Track down the lines that contain "ticker" and copy them.

════

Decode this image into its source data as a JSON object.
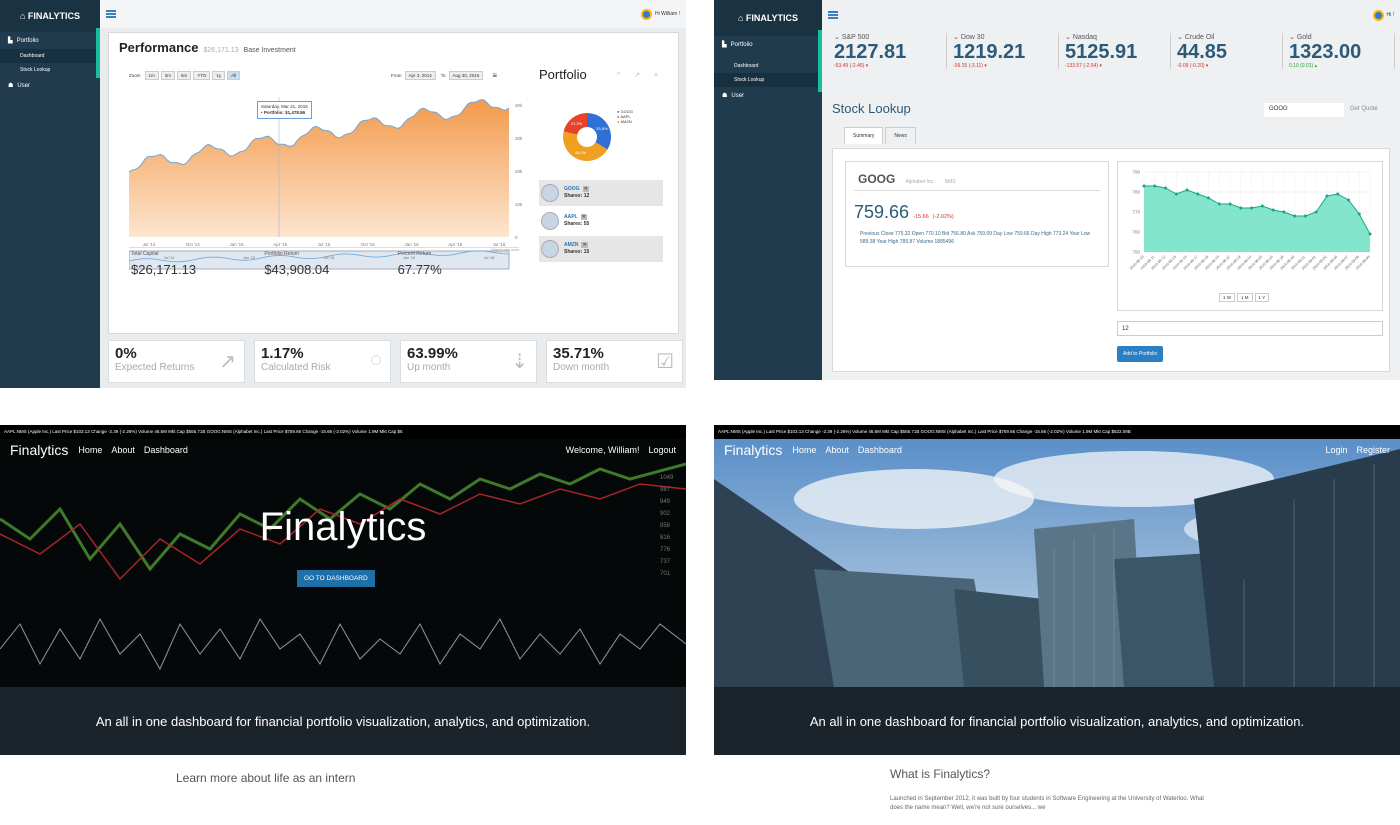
{
  "dashboard": {
    "brand": "FINALYTICS",
    "sidebar": [
      {
        "label": "Portfolio"
      },
      {
        "label": "Dashboard"
      },
      {
        "label": "Stock Lookup"
      },
      {
        "label": "User"
      }
    ],
    "user": "Hi William !",
    "title": "Performance",
    "base_amount": "$26,171.13",
    "base_label": "Base Investment",
    "zoom_label": "Zoom",
    "zoom_buttons": [
      "1m",
      "3m",
      "6m",
      "YTD",
      "1y",
      "All"
    ],
    "from_label": "From",
    "from_date": "Apr 3, 2014",
    "to_label": "To",
    "to_date": "Aug 30, 2016",
    "tooltip_date": "Saturday, Mar 21, 2015",
    "tooltip_value": "• Portfolio: $1,478.86",
    "y_ticks": [
      "40k",
      "30k",
      "20k",
      "10k",
      "0"
    ],
    "x_ticks": [
      "Jul '14",
      "Oct '14",
      "Jan '15",
      "Apr '15",
      "Jul '15",
      "Oct '15",
      "Jan '16",
      "Apr '16",
      "Jul '16"
    ],
    "nav_ticks": [
      "Jul '14",
      "Jan '15",
      "Jul '15",
      "Jan '16",
      "Jul '16"
    ],
    "credit": "Highcharts.com",
    "summary": [
      {
        "label": "Total Capital",
        "value": "$26,171.13"
      },
      {
        "label": "Portfolio Return",
        "value": "$43,908.04"
      },
      {
        "label": "Percent Return",
        "value": "67.77%"
      }
    ],
    "portfolio_title": "Portfolio",
    "pie_legend": [
      "GOOG",
      "AAPL",
      "AMZN"
    ],
    "pie_labels": [
      "33.8%",
      "45.0%",
      "21.2%"
    ],
    "pie_colors": [
      "#2f6fd6",
      "#f0a020",
      "#e8412c"
    ],
    "holdings": [
      {
        "ticker": "GOOG",
        "shares": "Shares: 12"
      },
      {
        "ticker": "AAPL",
        "shares": "Shares: 55"
      },
      {
        "ticker": "AMZN",
        "shares": "Shares: 15"
      }
    ],
    "stats": [
      {
        "value": "0%",
        "label": "Expected Returns",
        "icon": "trend-chart-icon"
      },
      {
        "value": "1.17%",
        "label": "Calculated Risk",
        "icon": "chat-bubble-icon"
      },
      {
        "value": "63.99%",
        "label": "Up month",
        "icon": "sort-down-icon"
      },
      {
        "value": "35.71%",
        "label": "Down month",
        "icon": "checkbox-icon"
      }
    ]
  },
  "lookup": {
    "brand": "FINALYTICS",
    "user": "Hi !",
    "sidebar": [
      {
        "label": "Portfolio"
      },
      {
        "label": "Dashboard"
      },
      {
        "label": "Stock Lookup"
      },
      {
        "label": "User"
      }
    ],
    "indices": [
      {
        "name": "S&P 500",
        "value": "2127.81",
        "change": "-53.49 (-2.45)",
        "up": false
      },
      {
        "name": "Dow 30",
        "value": "1219.21",
        "change": "-39.15 (-3.11)",
        "up": false
      },
      {
        "name": "Nasdaq",
        "value": "5125.91",
        "change": "-133.57 (-2.54)",
        "up": false
      },
      {
        "name": "Crude Oil",
        "value": "44.85",
        "change": "-0.09 (-0.20)",
        "up": false
      },
      {
        "name": "Gold",
        "value": "1323.00",
        "change": "0.10 (0.01)",
        "up": true
      },
      {
        "name": "10-Yr Bond",
        "value": "1.67",
        "change": "0.06 (3.47)",
        "up": true
      }
    ],
    "title": "Stock Lookup",
    "search_value": "GOOG",
    "get_quote": "Get Quote",
    "tabs": [
      "Summary",
      "News"
    ],
    "ticker": "GOOG",
    "company": "Alphabet Inc.",
    "exchange": "NMS",
    "price": "759.66",
    "change": "-15.66",
    "change_pct": "(-2.02%)",
    "details": "Previous Close 775.32 Open 770.10 Bid 756.80 Ask 759.09 Day Low 759.66 Day High 773.24 Year Low 589.38 Year High 789.87 Volume 1885496",
    "range_buttons": [
      "1 W",
      "1 M",
      "1 Y"
    ],
    "shares_input": "12",
    "add_button": "Add to Portfolio"
  },
  "chart_data": {
    "type": "area",
    "title": "",
    "y_ticks": [
      750,
      760,
      770,
      780,
      790
    ],
    "ylim": [
      750,
      790
    ],
    "x": [
      "2016-08-10",
      "2016-08-11",
      "2016-08-12",
      "2016-08-15",
      "2016-08-16",
      "2016-08-17",
      "2016-08-18",
      "2016-08-19",
      "2016-08-22",
      "2016-08-23",
      "2016-08-24",
      "2016-08-25",
      "2016-08-26",
      "2016-08-29",
      "2016-08-30",
      "2016-08-31",
      "2016-09-01",
      "2016-09-02",
      "2016-09-06",
      "2016-09-07",
      "2016-09-08",
      "2016-09-09"
    ],
    "series": [
      {
        "values": [
          783,
          783,
          782,
          779,
          781,
          779,
          777,
          774,
          774,
          772,
          772,
          773,
          771,
          770,
          768,
          768,
          770,
          778,
          779,
          776,
          769,
          759
        ]
      }
    ]
  },
  "landing_user": {
    "ticker": "AAPL:NMS (Apple Inc.)   Last Price $103.13   Change -2.39 (-2.26%)   Volume 46.6M   Mkt Cap $555.71B       GOOG:NMS (Alphabet Inc.)   Last Price $759.66   Change -15.66 (-2.02%)   Volume 1.9M   Mkt Cap $5",
    "brand": "Finalytics",
    "nav": [
      "Home",
      "About",
      "Dashboard"
    ],
    "welcome": "Welcome, William!",
    "logout": "Logout",
    "hero_title": "Finalytics",
    "cta": "GO TO DASHBOARD",
    "tagline": "An all in one dashboard for financial portfolio visualization, analytics, and optimization.",
    "section_title": "Learn more about life as an intern"
  },
  "landing_guest": {
    "ticker": "AAPL:NMS (Apple Inc.)   Last Price $103.13   Change -2.39 (-2.26%)   Volume 46.6M   Mkt Cap $555.71B       GOOG:NMS (Alphabet Inc.)   Last Price $759.66   Change -15.66 (-2.02%)   Volume 1.9M   Mkt Cap $522.09B",
    "brand": "Finalytics",
    "nav": [
      "Home",
      "About",
      "Dashboard"
    ],
    "login": "Login",
    "register": "Register",
    "tagline": "An all in one dashboard for financial portfolio visualization, analytics, and optimization.",
    "section_title": "What is Finalytics?",
    "section_text": "Launched in September 2012, it was built by four students in Software Engineering at the University of Waterloo. What does the name mean? Well, we're not sure ourselves... we"
  }
}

════

FINAL RESULT ::
        "ticker": "GOOG",
        "ticker": "AAPL",
        "ticker": "AMZN",
    "ticker": "GOOG",
    "ticker": "AAPL:NMS (Apple Inc.)   Last Price $103.13   Change -2.39 (-2.26%)   Volume 46.6M   Mkt Cap $555.71B       GOOG:NMS (Alphabet Inc.)   Last Price $759.66   Change -15.66 (-2.02%)   Volume 1.9M   Mkt Cap $5",
    "ticker": "AAPL:NMS (Apple Inc.)   Last Price $103.13   Change -2.39 (-2.26%)   Volume 46.6M   Mkt Cap $555.71B       GOOG:NMS (Alphabet Inc.)   Last Price $759.66   Change -15.66 (-2.02%)   Volume 1.9M   Mkt Cap $522.09B",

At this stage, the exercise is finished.